The problem:
Select every line holding the word "thân" and copy it.

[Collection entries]
========

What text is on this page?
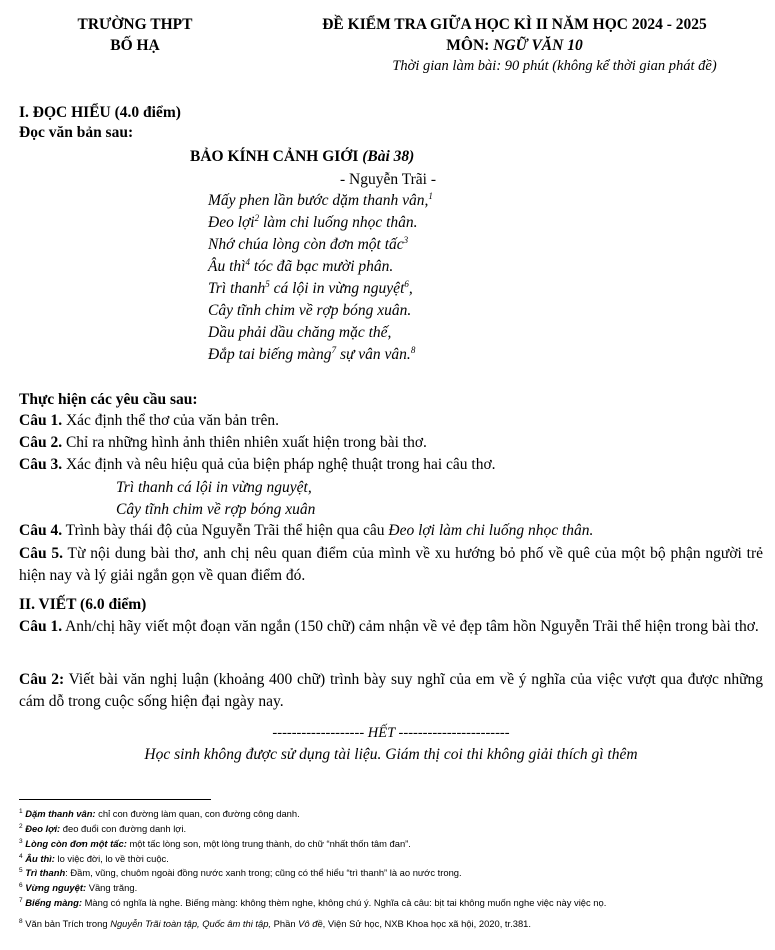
TRƯỜNG THPT
BỐ HẠ
ĐỀ KIỂM TRA GIỮA HỌC KÌ II NĂM HỌC 2024 - 2025
MÔN: NGỮ VĂN 10
Thời gian làm bài: 90 phút (không kể thời gian phát đề)
I. ĐỌC HIỂU (4.0 điểm)
Đọc văn bản sau:
BẢO KÍNH CẢNH GIỚI (Bài 38)
- Nguyễn Trãi -
Mấy phen lần bước dặm thanh vân,$^1$
Đeo lợi$^2$ làm chi luống nhọc thân.
Nhớ chúa lòng còn đơn một tấc$^3$
Âu thì$^4$ tóc đã bạc mười phân.
Trì thanh$^5$ cá lội in vừng nguyệt$^6$,
Cây tĩnh chim về rợp bóng xuân.
Dầu phải dầu chăng mặc thế,
Đắp tai biếng màng$^7$ sự vân vân.$^8$
Thực hiện các yêu cầu sau:
Câu 1. Xác định thể thơ của văn bản trên.
Câu 2. Chỉ ra những hình ảnh thiên nhiên xuất hiện trong bài thơ.
Câu 3. Xác định và nêu hiệu quả của biện pháp nghệ thuật trong hai câu thơ.
Trì thanh cá lội in vừng nguyệt,
Cây tĩnh chim về rợp bóng xuân
Câu 4. Trình bày thái độ của Nguyễn Trãi thể hiện qua câu Đeo lợi làm chi luống nhọc thân.
Câu 5. Từ nội dung bài thơ, anh chị nêu quan điểm của mình về xu hướng bỏ phố về quê của một bộ phận người trẻ hiện nay và lý giải ngắn gọn về quan điểm đó.
II. VIẾT (6.0 điểm)
Câu 1. Anh/chị hãy viết một đoạn văn ngắn (150 chữ) cảm nhận về vẻ đẹp tâm hồn Nguyễn Trãi thể hiện trong bài thơ.
Câu 2: Viết bài văn nghị luận (khoảng 400 chữ) trình bày suy nghĩ của em về ý nghĩa của việc vượt qua được những cám dỗ trong cuộc sống hiện đại ngày nay.
------------------- HẾT -----------------------
Học sinh không được sử dụng tài liệu. Giám thị coi thi không giải thích gì thêm
$^1$ Dặm thanh vân: chỉ con đường làm quan, con đường công danh.
$^2$ Đeo lợi: đeo đuổi con đường danh lợi.
$^3$ Lòng còn đơn một tấc: một tấc lòng son, một lòng trung thành, do chữ “nhất thốn tâm đan”.
$^4$ Âu thì: lo việc đời, lo về thời cuộc.
$^5$ Trì thanh: Đầm, vũng, chuôm ngoài đồng nước xanh trong; cũng có thể hiểu “trì thanh” là ao nước trong.
$^6$ Vừng nguyệt: Vầng trăng.
$^7$ Biếng màng: Màng có nghĩa là nghe. Biếng màng: không thèm nghe, không chú ý. Nghĩa cả câu: bịt tai không muốn nghe việc này việc nọ.
$^8$ Văn bản Trích trong Nguyễn Trãi toàn tập, Quốc âm thi tập, Phần Vô đề, Viện Sử học, NXB Khoa học xã hội, 2020, tr.381.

========

Response to this exercise:
Đeo lợi$^2$ làm chi luống nhọc thân.
Câu 4. Trình bày thái độ của Nguyễn Trãi thể hiện qua câu Đeo lợi làm chi luống nhọc thân.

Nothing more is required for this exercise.